**What to produce:** Drop the images; return everything else in the listing below exactly.

**Information given:**
------------------------------
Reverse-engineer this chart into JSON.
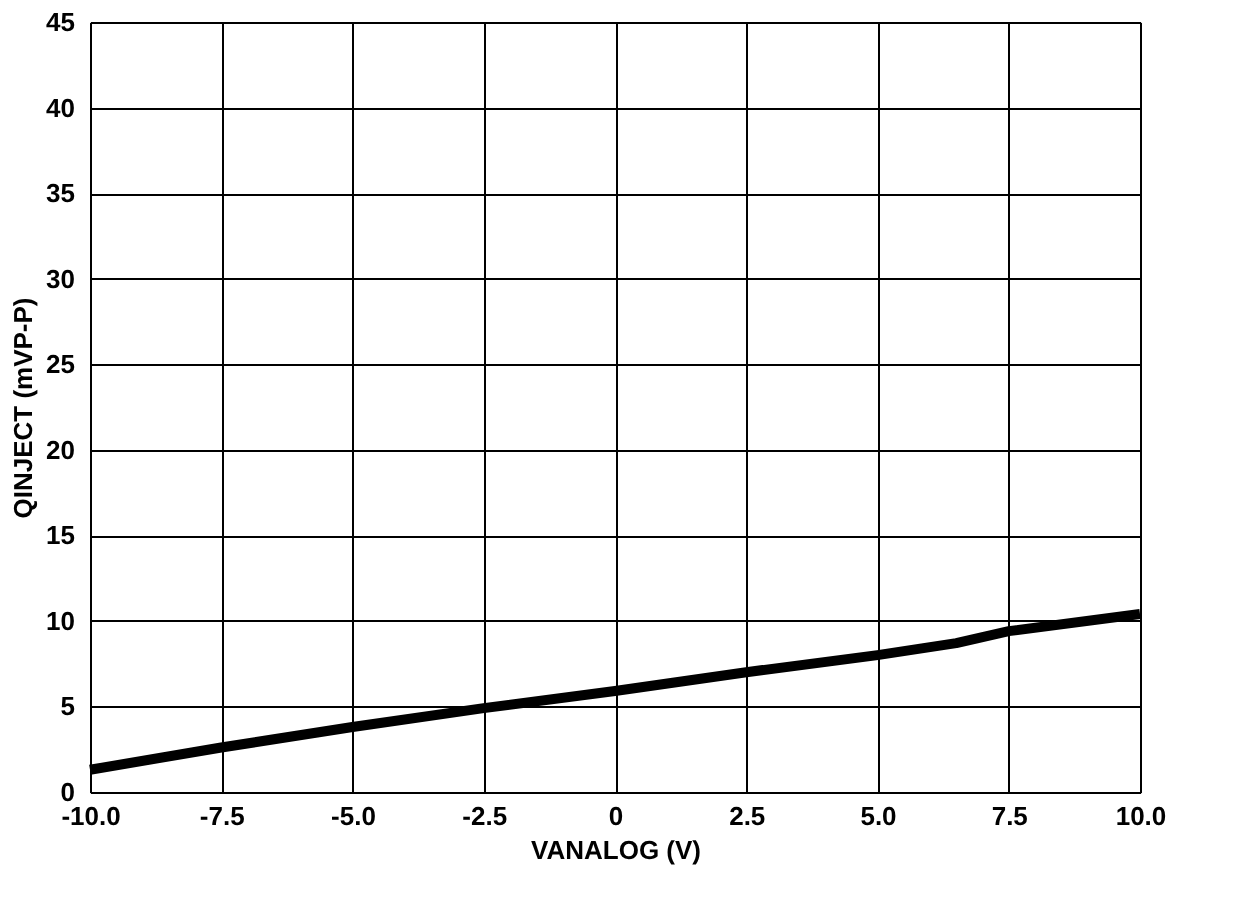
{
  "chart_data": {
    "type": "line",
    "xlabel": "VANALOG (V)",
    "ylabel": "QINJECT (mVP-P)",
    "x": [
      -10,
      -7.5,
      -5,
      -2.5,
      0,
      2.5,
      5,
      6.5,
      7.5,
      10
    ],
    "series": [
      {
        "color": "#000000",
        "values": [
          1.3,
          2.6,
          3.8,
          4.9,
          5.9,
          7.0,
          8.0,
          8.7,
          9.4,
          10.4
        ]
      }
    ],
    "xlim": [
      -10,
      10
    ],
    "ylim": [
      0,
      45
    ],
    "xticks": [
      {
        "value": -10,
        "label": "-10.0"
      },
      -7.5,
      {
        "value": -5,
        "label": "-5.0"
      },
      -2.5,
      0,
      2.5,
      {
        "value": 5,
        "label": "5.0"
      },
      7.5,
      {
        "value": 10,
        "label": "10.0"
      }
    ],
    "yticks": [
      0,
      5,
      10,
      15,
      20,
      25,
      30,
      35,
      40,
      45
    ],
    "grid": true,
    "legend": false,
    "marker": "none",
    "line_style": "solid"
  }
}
------------------------------
**Task answer:**
Reverse-engineer this chart into JSON.
{
  "chart_data": {
    "type": "line",
    "xlabel": "VANALOG (V)",
    "ylabel": "QINJECT (mVP-P)",
    "x": [
      -10,
      -7.5,
      -5,
      -2.5,
      0,
      2.5,
      5,
      6.5,
      7.5,
      10
    ],
    "series": [
      {
        "color": "#000000",
        "values": [
          1.3,
          2.6,
          3.8,
          4.9,
          5.9,
          7.0,
          8.0,
          8.7,
          9.4,
          10.4
        ]
      }
    ],
    "xlim": [
      -10,
      10
    ],
    "ylim": [
      0,
      45
    ],
    "xticks": [
      {
        "value": -10,
        "label": "-10.0"
      },
      -7.5,
      {
        "value": -5,
        "label": "-5.0"
      },
      -2.5,
      0,
      2.5,
      {
        "value": 5,
        "label": "5.0"
      },
      7.5,
      {
        "value": 10,
        "label": "10.0"
      }
    ],
    "yticks": [
      0,
      5,
      10,
      15,
      20,
      25,
      30,
      35,
      40,
      45
    ],
    "grid": true,
    "legend": false,
    "marker": "none",
    "line_style": "solid"
  }
}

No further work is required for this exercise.